Stated task:
Every line must be returned precisely as it is written.

— Start Listed records —

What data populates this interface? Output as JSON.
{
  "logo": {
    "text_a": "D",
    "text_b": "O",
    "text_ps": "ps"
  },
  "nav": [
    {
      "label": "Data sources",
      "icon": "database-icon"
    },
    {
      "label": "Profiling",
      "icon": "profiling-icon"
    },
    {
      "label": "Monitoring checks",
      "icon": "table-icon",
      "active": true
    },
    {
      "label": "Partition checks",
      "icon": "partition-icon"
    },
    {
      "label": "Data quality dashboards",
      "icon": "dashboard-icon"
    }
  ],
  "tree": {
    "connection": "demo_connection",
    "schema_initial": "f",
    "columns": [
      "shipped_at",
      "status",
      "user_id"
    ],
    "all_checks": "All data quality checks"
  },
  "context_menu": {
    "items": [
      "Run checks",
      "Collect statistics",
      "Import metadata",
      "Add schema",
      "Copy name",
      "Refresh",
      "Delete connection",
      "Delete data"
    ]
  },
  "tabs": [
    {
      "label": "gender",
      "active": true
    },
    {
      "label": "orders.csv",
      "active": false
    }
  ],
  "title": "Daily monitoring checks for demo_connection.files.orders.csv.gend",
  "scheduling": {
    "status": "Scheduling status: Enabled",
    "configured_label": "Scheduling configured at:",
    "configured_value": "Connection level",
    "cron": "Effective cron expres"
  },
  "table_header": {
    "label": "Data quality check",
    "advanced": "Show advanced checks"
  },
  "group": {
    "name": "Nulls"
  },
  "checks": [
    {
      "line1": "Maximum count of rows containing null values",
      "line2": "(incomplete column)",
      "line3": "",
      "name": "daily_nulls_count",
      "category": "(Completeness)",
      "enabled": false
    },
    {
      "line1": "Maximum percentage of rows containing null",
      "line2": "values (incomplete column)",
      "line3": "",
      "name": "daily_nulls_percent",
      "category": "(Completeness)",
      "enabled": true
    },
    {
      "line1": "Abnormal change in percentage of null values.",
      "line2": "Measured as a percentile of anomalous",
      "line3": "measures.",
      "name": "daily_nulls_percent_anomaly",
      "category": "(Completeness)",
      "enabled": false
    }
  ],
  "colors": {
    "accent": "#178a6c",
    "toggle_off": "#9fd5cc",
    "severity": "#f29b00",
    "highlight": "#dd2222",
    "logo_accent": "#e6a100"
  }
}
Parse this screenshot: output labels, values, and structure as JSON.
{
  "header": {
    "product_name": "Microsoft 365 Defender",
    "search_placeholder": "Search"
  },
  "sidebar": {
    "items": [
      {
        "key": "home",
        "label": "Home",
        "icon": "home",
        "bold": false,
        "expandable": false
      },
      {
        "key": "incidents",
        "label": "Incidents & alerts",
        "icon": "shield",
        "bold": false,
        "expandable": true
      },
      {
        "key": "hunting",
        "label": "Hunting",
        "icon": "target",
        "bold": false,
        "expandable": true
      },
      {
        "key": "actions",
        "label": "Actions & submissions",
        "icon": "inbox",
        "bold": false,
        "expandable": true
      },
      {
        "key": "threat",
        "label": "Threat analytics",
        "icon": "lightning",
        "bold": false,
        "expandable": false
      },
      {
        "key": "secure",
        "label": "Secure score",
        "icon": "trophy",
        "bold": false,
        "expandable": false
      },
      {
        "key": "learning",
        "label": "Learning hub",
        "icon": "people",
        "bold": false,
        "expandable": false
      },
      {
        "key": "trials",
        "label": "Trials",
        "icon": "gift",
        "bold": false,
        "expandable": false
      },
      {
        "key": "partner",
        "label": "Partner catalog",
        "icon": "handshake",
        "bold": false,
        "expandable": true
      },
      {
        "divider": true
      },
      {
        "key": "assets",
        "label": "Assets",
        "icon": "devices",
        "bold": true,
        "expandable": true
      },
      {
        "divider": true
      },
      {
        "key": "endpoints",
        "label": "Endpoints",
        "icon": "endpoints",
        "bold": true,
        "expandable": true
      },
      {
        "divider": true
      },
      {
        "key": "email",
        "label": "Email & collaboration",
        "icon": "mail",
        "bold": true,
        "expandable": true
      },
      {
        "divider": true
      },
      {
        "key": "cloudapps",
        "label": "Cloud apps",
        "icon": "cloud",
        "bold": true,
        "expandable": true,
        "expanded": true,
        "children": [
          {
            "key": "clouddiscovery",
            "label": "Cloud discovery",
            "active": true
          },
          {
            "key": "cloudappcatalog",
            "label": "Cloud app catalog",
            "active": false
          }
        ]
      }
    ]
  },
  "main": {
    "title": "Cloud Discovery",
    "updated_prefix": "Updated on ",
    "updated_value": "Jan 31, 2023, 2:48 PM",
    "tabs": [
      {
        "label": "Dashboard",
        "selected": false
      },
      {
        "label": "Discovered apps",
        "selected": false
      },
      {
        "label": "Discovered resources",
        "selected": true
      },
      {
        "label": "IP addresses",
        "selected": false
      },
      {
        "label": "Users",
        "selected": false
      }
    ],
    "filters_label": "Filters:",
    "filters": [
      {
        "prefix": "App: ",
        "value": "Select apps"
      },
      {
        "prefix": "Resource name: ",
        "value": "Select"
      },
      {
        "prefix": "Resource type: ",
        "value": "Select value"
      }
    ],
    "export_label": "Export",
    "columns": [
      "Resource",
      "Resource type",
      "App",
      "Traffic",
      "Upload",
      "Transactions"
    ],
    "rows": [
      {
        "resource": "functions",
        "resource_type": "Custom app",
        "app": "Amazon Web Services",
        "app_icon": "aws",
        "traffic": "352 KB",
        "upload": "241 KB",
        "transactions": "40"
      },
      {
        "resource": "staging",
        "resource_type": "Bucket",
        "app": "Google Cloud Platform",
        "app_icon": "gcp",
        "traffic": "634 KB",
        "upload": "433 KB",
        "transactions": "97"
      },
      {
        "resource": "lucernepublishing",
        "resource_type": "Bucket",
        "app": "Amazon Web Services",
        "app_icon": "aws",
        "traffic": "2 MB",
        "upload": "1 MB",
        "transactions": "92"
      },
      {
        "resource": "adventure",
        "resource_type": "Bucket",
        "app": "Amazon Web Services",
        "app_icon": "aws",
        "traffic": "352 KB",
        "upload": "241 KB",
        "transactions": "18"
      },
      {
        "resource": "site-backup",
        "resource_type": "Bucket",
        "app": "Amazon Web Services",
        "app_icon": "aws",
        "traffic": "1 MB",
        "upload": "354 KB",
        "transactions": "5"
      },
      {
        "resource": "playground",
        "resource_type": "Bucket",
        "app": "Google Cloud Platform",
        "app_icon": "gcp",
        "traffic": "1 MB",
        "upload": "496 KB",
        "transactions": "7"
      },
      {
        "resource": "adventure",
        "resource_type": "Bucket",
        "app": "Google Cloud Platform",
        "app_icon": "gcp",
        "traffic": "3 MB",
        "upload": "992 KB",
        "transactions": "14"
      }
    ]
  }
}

— End Listed records —

Answer for the task:
What data populates this interface? Output as JSON.
{
  "logo": {
    "text_a": "D",
    "text_b": "O",
    "text_ps": "ps"
  },
  "nav": [
    {
      "label": "Data sources",
      "icon": "database-icon"
    },
    {
      "label": "Profiling",
      "icon": "profiling-icon"
    },
    {
      "label": "Monitoring checks",
      "icon": "table-icon",
      "active": true
    },
    {
      "label": "Partition checks",
      "icon": "partition-icon"
    },
    {
      "label": "Data quality dashboards",
      "icon": "dashboard-icon"
    }
  ],
  "tree": {
    "connection": "demo_connection",
    "schema_initial": "f",
    "columns": [
      "shipped_at",
      "status",
      "user_id"
    ],
    "all_checks": "All data quality checks"
  },
  "context_menu": {
    "items": [
      "Run checks",
      "Collect statistics",
      "Import metadata",
      "Add schema",
      "Copy name",
      "Refresh",
      "Delete connection",
      "Delete data"
    ]
  },
  "tabs": [
    {
      "label": "gender",
      "active": true
    },
    {
      "label": "orders.csv",
      "active": false
    }
  ],
  "title": "Daily monitoring checks for demo_connection.files.orders.csv.gend",
  "scheduling": {
    "status": "Scheduling status: Enabled",
    "configured_label": "Scheduling configured at:",
    "configured_value": "Connection level",
    "cron": "Effective cron expres"
  },
  "table_header": {
    "label": "Data quality check",
    "advanced": "Show advanced checks"
  },
  "group": {
    "name": "Nulls"
  },
  "checks": [
    {
      "line1": "Maximum count of rows containing null values",
      "line2": "(incomplete column)",
      "line3": "",
      "name": "daily_nulls_count",
      "category": "(Completeness)",
      "enabled": false
    },
    {
      "line1": "Maximum percentage of rows containing null",
      "line2": "values (incomplete column)",
      "line3": "",
      "name": "daily_nulls_percent",
      "category": "(Completeness)",
      "enabled": true
    },
    {
      "line1": "Abnormal change in percentage of null values.",
      "line2": "Measured as a percentile of anomalous",
      "line3": "measures.",
      "name": "daily_nulls_percent_anomaly",
      "category": "(Completeness)",
      "enabled": false
    }
  ],
  "colors": {
    "accent": "#178a6c",
    "toggle_off": "#9fd5cc",
    "severity": "#f29b00",
    "highlight": "#dd2222",
    "logo_accent": "#e6a100"
  }
}
Parse this screenshot: output labels, values, and structure as JSON.
{
  "header": {
    "product_name": "Microsoft 365 Defender",
    "search_placeholder": "Search"
  },
  "sidebar": {
    "items": [
      {
        "key": "home",
        "label": "Home",
        "icon": "home",
        "bold": false,
        "expandable": false
      },
      {
        "key": "incidents",
        "label": "Incidents & alerts",
        "icon": "shield",
        "bold": false,
        "expandable": true
      },
      {
        "key": "hunting",
        "label": "Hunting",
        "icon": "target",
        "bold": false,
        "expandable": true
      },
      {
        "key": "actions",
        "label": "Actions & submissions",
        "icon": "inbox",
        "bold": false,
        "expandable": true
      },
      {
        "key": "threat",
        "label": "Threat analytics",
        "icon": "lightning",
        "bold": false,
        "expandable": false
      },
      {
        "key": "secure",
        "label": "Secure score",
        "icon": "trophy",
        "bold": false,
        "expandable": false
      },
      {
        "key": "learning",
        "label": "Learning hub",
        "icon": "people",
        "bold": false,
        "expandable": false
      },
      {
        "key": "trials",
        "label": "Trials",
        "icon": "gift",
        "bold": false,
        "expandable": false
      },
      {
        "key": "partner",
        "label": "Partner catalog",
        "icon": "handshake",
        "bold": false,
        "expandable": true
      },
      {
        "divider": true
      },
      {
        "key": "assets",
        "label": "Assets",
        "icon": "devices",
        "bold": true,
        "expandable": true
      },
      {
        "divider": true
      },
      {
        "key": "endpoints",
        "label": "Endpoints",
        "icon": "endpoints",
        "bold": true,
        "expandable": true
      },
      {
        "divider": true
      },
      {
        "key": "email",
        "label": "Email & collaboration",
        "icon": "mail",
        "bold": true,
        "expandable": true
      },
      {
        "divider": true
      },
      {
        "key": "cloudapps",
        "label": "Cloud apps",
        "icon": "cloud",
        "bold": true,
        "expandable": true,
        "expanded": true,
        "children": [
          {
            "key": "clouddiscovery",
            "label": "Cloud discovery",
            "active": true
          },
          {
            "key": "cloudappcatalog",
            "label": "Cloud app catalog",
            "active": false
          }
        ]
      }
    ]
  },
  "main": {
    "title": "Cloud Discovery",
    "updated_prefix": "Updated on ",
    "updated_value": "Jan 31, 2023, 2:48 PM",
    "tabs": [
      {
        "label": "Dashboard",
        "selected": false
      },
      {
        "label": "Discovered apps",
        "selected": false
      },
      {
        "label": "Discovered resources",
        "selected": true
      },
      {
        "label": "IP addresses",
        "selected": false
      },
      {
        "label": "Users",
        "selected": false
      }
    ],
    "filters_label": "Filters:",
    "filters": [
      {
        "prefix": "App: ",
        "value": "Select apps"
      },
      {
        "prefix": "Resource name: ",
        "value": "Select"
      },
      {
        "prefix": "Resource type: ",
        "value": "Select value"
      }
    ],
    "export_label": "Export",
    "columns": [
      "Resource",
      "Resource type",
      "App",
      "Traffic",
      "Upload",
      "Transactions"
    ],
    "rows": [
      {
        "resource": "functions",
        "resource_type": "Custom app",
        "app": "Amazon Web Services",
        "app_icon": "aws",
        "traffic": "352 KB",
        "upload": "241 KB",
        "transactions": "40"
      },
      {
        "resource": "staging",
        "resource_type": "Bucket",
        "app": "Google Cloud Platform",
        "app_icon": "gcp",
        "traffic": "634 KB",
        "upload": "433 KB",
        "transactions": "97"
      },
      {
        "resource": "lucernepublishing",
        "resource_type": "Bucket",
        "app": "Amazon Web Services",
        "app_icon": "aws",
        "traffic": "2 MB",
        "upload": "1 MB",
        "transactions": "92"
      },
      {
        "resource": "adventure",
        "resource_type": "Bucket",
        "app": "Amazon Web Services",
        "app_icon": "aws",
        "traffic": "352 KB",
        "upload": "241 KB",
        "transactions": "18"
      },
      {
        "resource": "site-backup",
        "resource_type": "Bucket",
        "app": "Amazon Web Services",
        "app_icon": "aws",
        "traffic": "1 MB",
        "upload": "354 KB",
        "transactions": "5"
      },
      {
        "resource": "playground",
        "resource_type": "Bucket",
        "app": "Google Cloud Platform",
        "app_icon": "gcp",
        "traffic": "1 MB",
        "upload": "496 KB",
        "transactions": "7"
      },
      {
        "resource": "adventure",
        "resource_type": "Bucket",
        "app": "Google Cloud Platform",
        "app_icon": "gcp",
        "traffic": "3 MB",
        "upload": "992 KB",
        "transactions": "14"
      }
    ]
  }
}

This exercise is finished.